§ **WRITTEN REQUEST**: Write the entries below out again exactly; any picture in them stays out.

Source records:
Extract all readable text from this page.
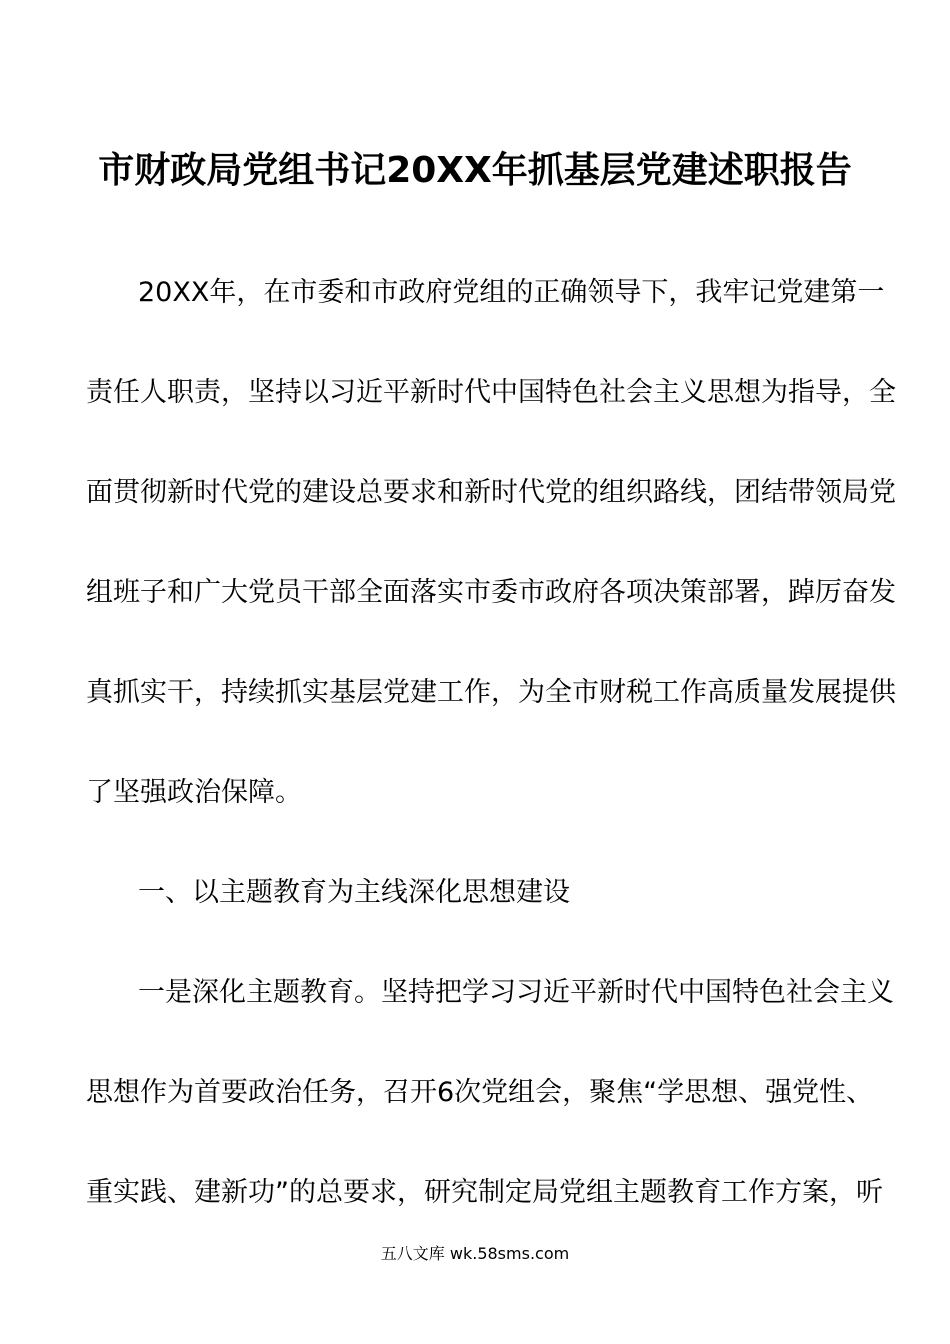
市财政局党组书记20XX年抓基层党建述职报告
20XX年，在市委和市政府党组的正确领导下，我牢记党建第一
责任人职责，坚持以习近平新时代中国特色社会主义思想为指导，全
面贯彻新时代党的建设总要求和新时代党的组织路线，团结带领局党
组班子和广大党员干部全面落实市委市政府各项决策部署，踔厉奋发
真抓实干，持续抓实基层党建工作，为全市财税工作高质量发展提供
了坚强政治保障。
一、以主题教育为主线深化思想建设
一是深化主题教育。坚持把学习习近平新时代中国特色社会主义
思想作为首要政治任务，召开6次党组会，聚焦“学思想、强党性、
重实践、建新功”的总要求，研究制定局党组主题教育工作方案，听
五八文库 wk.58sms.com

§ **FULL SOLUTION**:
Extract all readable text from this page.
市财政局党组书记20XX年抓基层党建述职报告
20XX年，在市委和市政府党组的正确领导下，我牢记党建第一
责任人职责，坚持以习近平新时代中国特色社会主义思想为指导，全
面贯彻新时代党的建设总要求和新时代党的组织路线，团结带领局党
组班子和广大党员干部全面落实市委市政府各项决策部署，踔厉奋发
真抓实干，持续抓实基层党建工作，为全市财税工作高质量发展提供
了坚强政治保障。
一、以主题教育为主线深化思想建设
一是深化主题教育。坚持把学习习近平新时代中国特色社会主义
思想作为首要政治任务，召开6次党组会，聚焦“学思想、强党性、
重实践、建新功”的总要求，研究制定局党组主题教育工作方案，听
五八文库 wk.58sms.com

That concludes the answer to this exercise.